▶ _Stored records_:
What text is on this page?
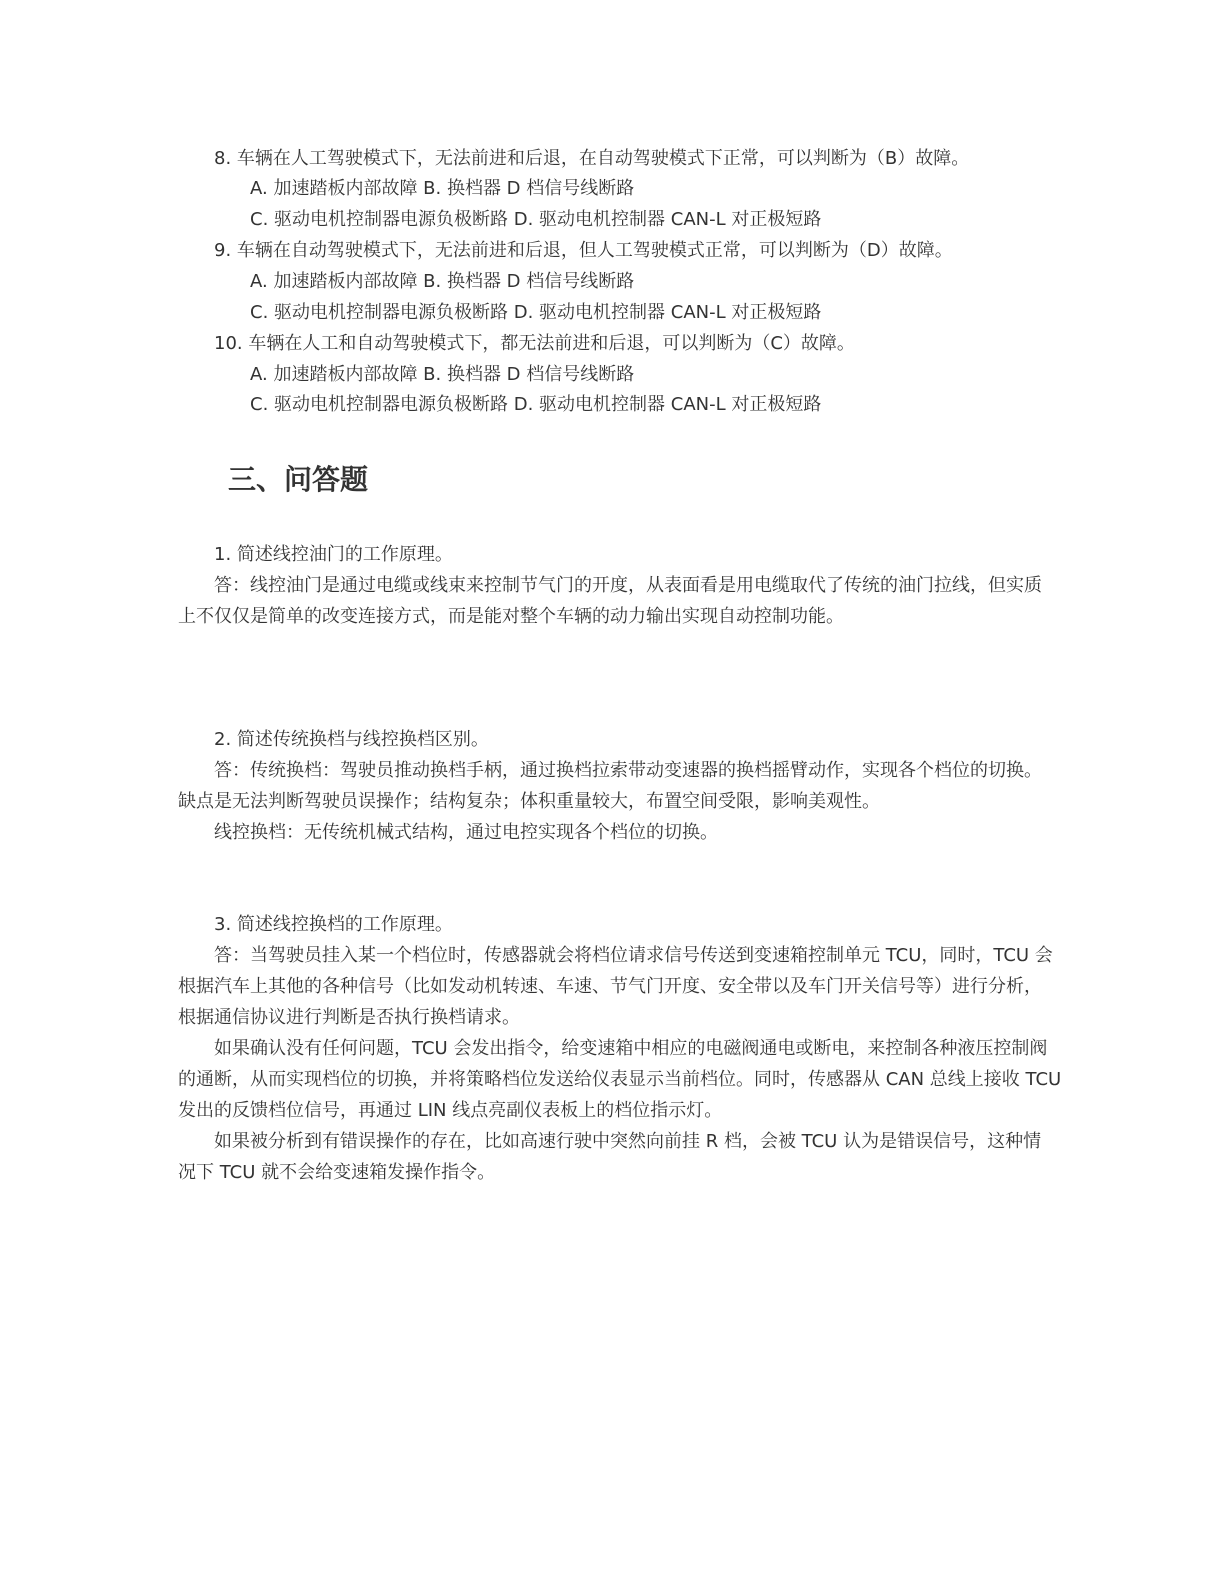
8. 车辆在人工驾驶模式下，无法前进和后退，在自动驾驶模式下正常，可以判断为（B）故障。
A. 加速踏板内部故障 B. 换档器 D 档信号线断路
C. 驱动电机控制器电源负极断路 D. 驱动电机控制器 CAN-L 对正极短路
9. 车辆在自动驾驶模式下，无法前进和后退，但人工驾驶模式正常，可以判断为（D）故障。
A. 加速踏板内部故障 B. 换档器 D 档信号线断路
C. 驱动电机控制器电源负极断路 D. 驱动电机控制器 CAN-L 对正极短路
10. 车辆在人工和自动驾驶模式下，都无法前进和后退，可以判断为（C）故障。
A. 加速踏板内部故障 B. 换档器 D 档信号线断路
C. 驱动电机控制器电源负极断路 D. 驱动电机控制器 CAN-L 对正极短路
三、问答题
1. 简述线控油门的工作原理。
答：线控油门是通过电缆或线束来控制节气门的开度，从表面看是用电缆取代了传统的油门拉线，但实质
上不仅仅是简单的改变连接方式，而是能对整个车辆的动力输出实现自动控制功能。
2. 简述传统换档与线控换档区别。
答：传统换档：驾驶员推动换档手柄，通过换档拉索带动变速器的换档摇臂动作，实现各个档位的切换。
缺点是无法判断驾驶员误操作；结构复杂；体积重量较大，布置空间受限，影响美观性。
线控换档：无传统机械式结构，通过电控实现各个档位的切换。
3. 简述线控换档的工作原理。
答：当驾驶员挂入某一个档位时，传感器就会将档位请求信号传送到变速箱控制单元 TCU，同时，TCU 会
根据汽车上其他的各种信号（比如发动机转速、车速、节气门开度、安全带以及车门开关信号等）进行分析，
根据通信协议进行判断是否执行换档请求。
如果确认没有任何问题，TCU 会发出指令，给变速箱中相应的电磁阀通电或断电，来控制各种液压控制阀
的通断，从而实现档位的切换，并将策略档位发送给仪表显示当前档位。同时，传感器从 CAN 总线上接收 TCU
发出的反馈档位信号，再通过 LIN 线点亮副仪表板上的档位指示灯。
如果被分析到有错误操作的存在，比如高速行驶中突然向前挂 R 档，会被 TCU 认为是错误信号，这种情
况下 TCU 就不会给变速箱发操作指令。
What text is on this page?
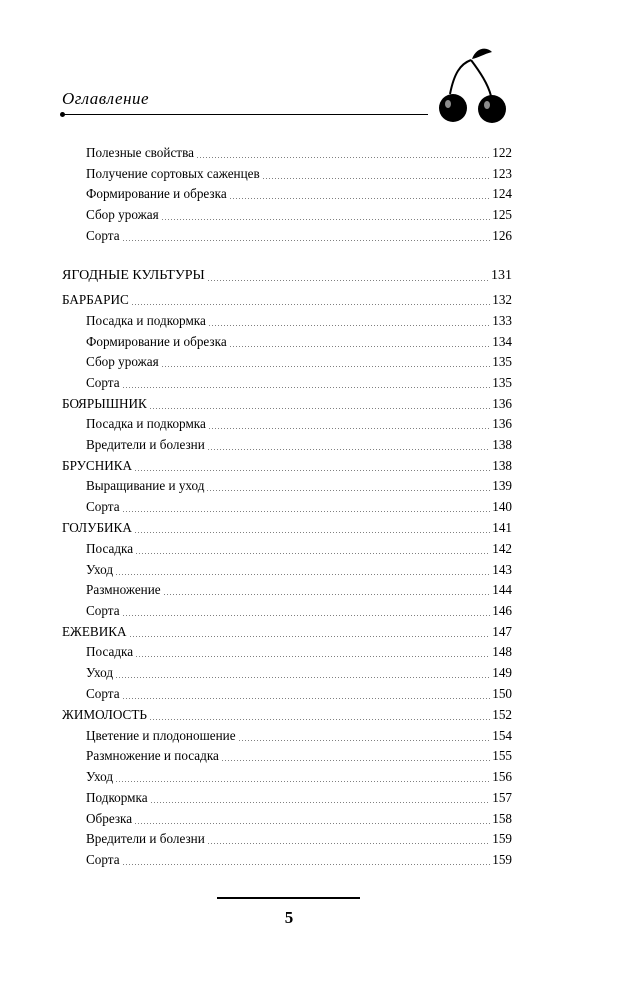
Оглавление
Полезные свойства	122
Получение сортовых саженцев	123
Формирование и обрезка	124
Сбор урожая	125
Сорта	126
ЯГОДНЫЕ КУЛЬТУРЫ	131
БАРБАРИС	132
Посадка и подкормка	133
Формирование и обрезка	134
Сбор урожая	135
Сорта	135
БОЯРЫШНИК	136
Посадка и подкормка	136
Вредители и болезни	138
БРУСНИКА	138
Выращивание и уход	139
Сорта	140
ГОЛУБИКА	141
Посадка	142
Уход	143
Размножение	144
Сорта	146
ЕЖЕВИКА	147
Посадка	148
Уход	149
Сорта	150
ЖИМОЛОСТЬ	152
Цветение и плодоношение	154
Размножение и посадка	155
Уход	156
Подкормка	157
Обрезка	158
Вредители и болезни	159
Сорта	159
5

▶ _INSTRUCTIONS FOR THE TASK_:
Repeat the preceding records precisely, and leave every picture out of the copy.

▶ _EXPECTED ANSWER_:
What text is on this page?
8. 车辆在人工驾驶模式下，无法前进和后退，在自动驾驶模式下正常，可以判断为（B）故障。
A. 加速踏板内部故障 B. 换档器 D 档信号线断路
C. 驱动电机控制器电源负极断路 D. 驱动电机控制器 CAN-L 对正极短路
9. 车辆在自动驾驶模式下，无法前进和后退，但人工驾驶模式正常，可以判断为（D）故障。
A. 加速踏板内部故障 B. 换档器 D 档信号线断路
C. 驱动电机控制器电源负极断路 D. 驱动电机控制器 CAN-L 对正极短路
10. 车辆在人工和自动驾驶模式下，都无法前进和后退，可以判断为（C）故障。
A. 加速踏板内部故障 B. 换档器 D 档信号线断路
C. 驱动电机控制器电源负极断路 D. 驱动电机控制器 CAN-L 对正极短路
三、问答题
1. 简述线控油门的工作原理。
答：线控油门是通过电缆或线束来控制节气门的开度，从表面看是用电缆取代了传统的油门拉线，但实质
上不仅仅是简单的改变连接方式，而是能对整个车辆的动力输出实现自动控制功能。
2. 简述传统换档与线控换档区别。
答：传统换档：驾驶员推动换档手柄，通过换档拉索带动变速器的换档摇臂动作，实现各个档位的切换。
缺点是无法判断驾驶员误操作；结构复杂；体积重量较大，布置空间受限，影响美观性。
线控换档：无传统机械式结构，通过电控实现各个档位的切换。
3. 简述线控换档的工作原理。
答：当驾驶员挂入某一个档位时，传感器就会将档位请求信号传送到变速箱控制单元 TCU，同时，TCU 会
根据汽车上其他的各种信号（比如发动机转速、车速、节气门开度、安全带以及车门开关信号等）进行分析，
根据通信协议进行判断是否执行换档请求。
如果确认没有任何问题，TCU 会发出指令，给变速箱中相应的电磁阀通电或断电，来控制各种液压控制阀
的通断，从而实现档位的切换，并将策略档位发送给仪表显示当前档位。同时，传感器从 CAN 总线上接收 TCU
发出的反馈档位信号，再通过 LIN 线点亮副仪表板上的档位指示灯。
如果被分析到有错误操作的存在，比如高速行驶中突然向前挂 R 档，会被 TCU 认为是错误信号，这种情
况下 TCU 就不会给变速箱发操作指令。
What text is on this page?
Оглавление
Полезные свойства	122
Получение сортовых саженцев	123
Формирование и обрезка	124
Сбор урожая	125
Сорта	126
ЯГОДНЫЕ КУЛЬТУРЫ	131
БАРБАРИС	132
Посадка и подкормка	133
Формирование и обрезка	134
Сбор урожая	135
Сорта	135
БОЯРЫШНИК	136
Посадка и подкормка	136
Вредители и болезни	138
БРУСНИКА	138
Выращивание и уход	139
Сорта	140
ГОЛУБИКА	141
Посадка	142
Уход	143
Размножение	144
Сорта	146
ЕЖЕВИКА	147
Посадка	148
Уход	149
Сорта	150
ЖИМОЛОСТЬ	152
Цветение и плодоношение	154
Размножение и посадка	155
Уход	156
Подкормка	157
Обрезка	158
Вредители и болезни	159
Сорта	159
5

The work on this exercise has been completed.